◆ **Directions for this task**
Using the material below, copy every line where "United" appears.

◆ **Given information**

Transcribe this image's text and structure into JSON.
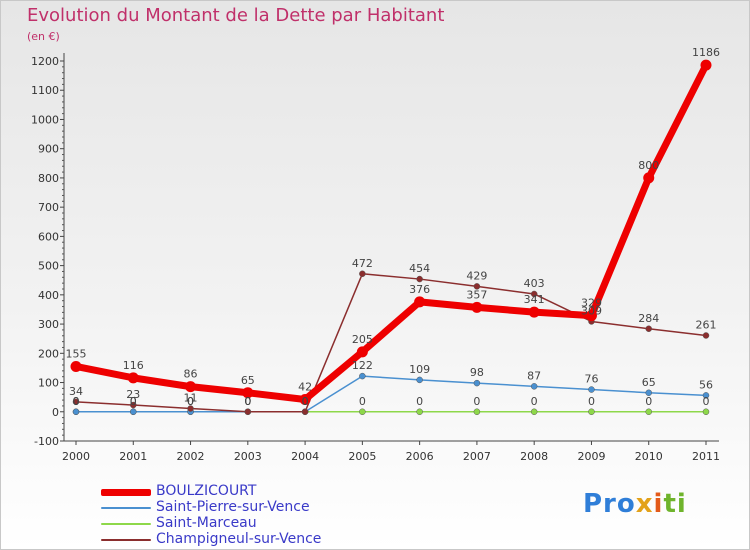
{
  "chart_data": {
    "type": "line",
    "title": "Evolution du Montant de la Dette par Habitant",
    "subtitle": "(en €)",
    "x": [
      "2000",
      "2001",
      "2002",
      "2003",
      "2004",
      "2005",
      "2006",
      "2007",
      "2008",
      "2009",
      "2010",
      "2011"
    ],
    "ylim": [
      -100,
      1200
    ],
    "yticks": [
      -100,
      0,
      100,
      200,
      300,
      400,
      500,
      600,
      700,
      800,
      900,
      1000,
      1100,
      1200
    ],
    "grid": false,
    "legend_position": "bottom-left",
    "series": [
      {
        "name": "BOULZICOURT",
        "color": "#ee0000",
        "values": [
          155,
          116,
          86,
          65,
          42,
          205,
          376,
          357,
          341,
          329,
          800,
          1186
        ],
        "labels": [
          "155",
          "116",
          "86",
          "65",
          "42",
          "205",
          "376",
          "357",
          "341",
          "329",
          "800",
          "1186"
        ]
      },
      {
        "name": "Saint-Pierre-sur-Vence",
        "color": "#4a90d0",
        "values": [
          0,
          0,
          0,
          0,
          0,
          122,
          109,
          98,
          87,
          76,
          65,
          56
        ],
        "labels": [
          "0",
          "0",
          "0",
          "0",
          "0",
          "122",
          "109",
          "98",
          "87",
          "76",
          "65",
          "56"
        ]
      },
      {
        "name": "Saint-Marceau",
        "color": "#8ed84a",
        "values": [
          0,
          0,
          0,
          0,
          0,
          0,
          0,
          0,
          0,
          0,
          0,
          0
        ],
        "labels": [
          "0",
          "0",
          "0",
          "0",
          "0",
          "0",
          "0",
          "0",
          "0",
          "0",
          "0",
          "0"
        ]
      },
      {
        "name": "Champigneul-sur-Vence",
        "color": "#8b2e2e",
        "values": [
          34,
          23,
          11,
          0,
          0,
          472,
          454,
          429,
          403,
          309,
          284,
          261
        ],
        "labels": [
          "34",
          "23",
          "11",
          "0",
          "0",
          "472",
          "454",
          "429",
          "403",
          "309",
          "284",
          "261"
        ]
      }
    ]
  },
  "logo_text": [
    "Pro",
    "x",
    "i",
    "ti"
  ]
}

---

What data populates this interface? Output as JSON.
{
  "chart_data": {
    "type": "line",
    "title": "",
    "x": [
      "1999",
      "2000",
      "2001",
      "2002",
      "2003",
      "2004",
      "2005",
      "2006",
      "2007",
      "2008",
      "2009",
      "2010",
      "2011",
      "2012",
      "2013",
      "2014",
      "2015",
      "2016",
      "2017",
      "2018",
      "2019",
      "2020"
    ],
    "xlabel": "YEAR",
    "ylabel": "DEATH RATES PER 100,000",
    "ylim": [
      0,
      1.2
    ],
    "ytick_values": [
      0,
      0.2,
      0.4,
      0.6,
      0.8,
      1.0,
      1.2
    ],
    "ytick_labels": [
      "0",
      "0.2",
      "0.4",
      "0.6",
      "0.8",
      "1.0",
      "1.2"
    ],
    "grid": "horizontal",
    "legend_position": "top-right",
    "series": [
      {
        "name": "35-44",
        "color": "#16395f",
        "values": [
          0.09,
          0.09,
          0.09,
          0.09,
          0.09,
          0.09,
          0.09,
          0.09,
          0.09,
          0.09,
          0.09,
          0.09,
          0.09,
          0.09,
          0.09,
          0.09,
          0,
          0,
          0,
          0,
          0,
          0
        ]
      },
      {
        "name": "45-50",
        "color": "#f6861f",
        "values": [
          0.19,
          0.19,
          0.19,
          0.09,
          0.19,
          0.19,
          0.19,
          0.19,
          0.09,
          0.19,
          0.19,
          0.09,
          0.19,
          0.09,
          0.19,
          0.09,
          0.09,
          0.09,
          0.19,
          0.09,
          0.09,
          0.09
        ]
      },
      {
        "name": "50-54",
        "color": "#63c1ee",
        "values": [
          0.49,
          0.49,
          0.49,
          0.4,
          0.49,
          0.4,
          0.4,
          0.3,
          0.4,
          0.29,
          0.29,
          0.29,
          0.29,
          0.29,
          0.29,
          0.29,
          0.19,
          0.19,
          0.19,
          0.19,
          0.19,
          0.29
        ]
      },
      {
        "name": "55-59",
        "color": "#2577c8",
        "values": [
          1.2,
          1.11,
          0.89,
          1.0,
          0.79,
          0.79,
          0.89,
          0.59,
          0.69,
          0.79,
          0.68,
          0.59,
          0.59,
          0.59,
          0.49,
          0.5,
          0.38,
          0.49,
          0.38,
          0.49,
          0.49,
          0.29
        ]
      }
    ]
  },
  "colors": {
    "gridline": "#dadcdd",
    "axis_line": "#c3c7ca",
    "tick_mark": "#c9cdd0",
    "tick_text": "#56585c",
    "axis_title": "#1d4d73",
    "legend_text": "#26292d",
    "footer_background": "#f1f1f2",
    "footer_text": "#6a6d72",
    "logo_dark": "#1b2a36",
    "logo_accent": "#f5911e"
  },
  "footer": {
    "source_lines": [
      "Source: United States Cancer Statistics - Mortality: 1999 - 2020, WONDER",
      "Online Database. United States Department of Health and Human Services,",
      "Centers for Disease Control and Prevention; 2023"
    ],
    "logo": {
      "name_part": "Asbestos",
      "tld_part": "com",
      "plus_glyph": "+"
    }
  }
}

* * *

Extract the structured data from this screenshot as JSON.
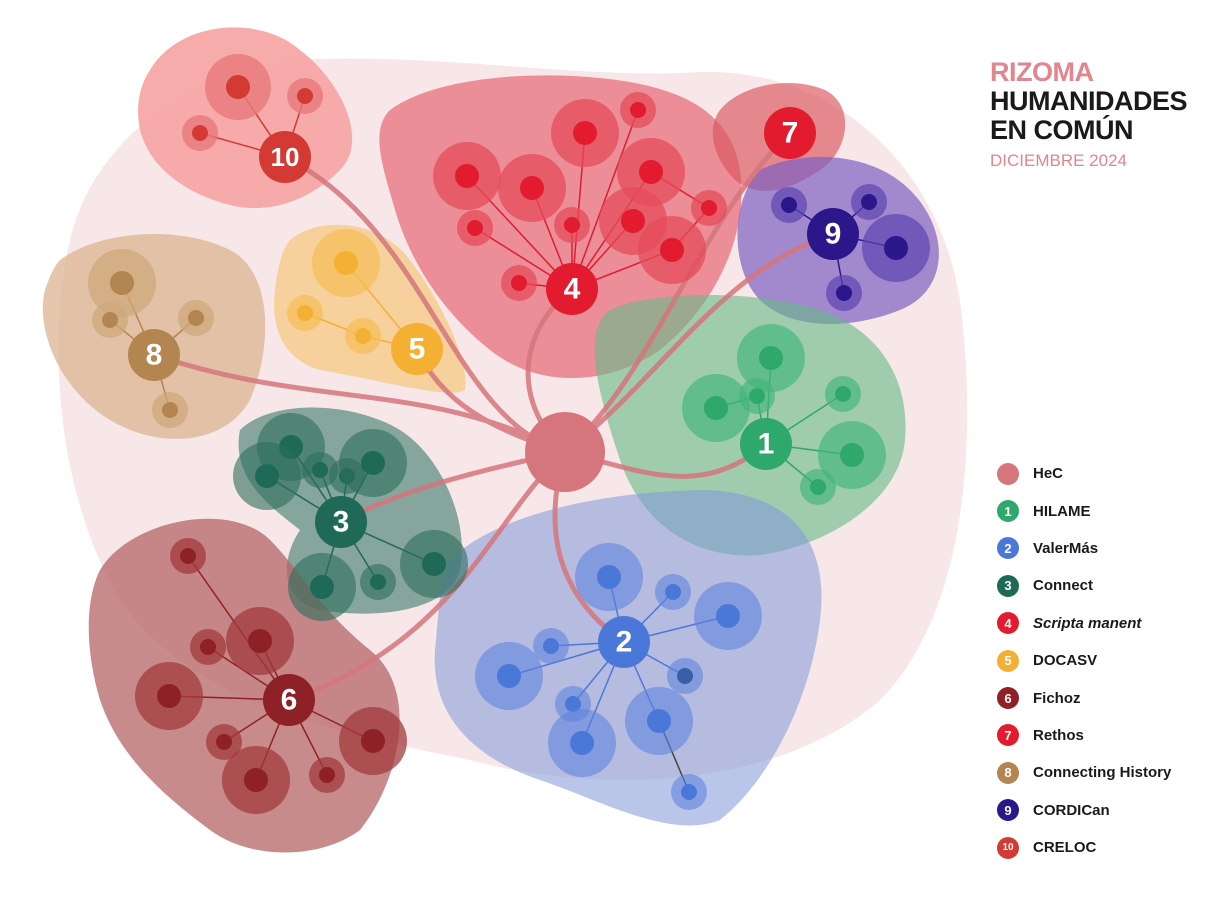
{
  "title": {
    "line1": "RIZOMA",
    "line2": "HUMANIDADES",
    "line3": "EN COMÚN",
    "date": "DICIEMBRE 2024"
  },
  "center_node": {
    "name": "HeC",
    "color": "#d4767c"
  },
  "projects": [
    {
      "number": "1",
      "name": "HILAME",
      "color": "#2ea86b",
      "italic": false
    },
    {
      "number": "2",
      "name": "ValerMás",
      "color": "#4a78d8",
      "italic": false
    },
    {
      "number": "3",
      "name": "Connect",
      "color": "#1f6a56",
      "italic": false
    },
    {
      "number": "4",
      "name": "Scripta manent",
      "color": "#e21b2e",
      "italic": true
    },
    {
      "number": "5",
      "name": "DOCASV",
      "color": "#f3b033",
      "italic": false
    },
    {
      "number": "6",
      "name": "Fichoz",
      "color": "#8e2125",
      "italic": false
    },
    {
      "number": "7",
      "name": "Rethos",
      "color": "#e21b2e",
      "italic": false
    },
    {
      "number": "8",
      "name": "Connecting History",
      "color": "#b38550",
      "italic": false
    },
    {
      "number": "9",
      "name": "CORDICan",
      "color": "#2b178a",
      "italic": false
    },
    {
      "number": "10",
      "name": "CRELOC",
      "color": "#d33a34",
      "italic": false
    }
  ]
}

◆ **Answer to this task**
      "Source: United States Cancer Statistics - Mortality: 1999 - 2020, WONDER",
      "Online Database. United States Department of Health and Human Services,",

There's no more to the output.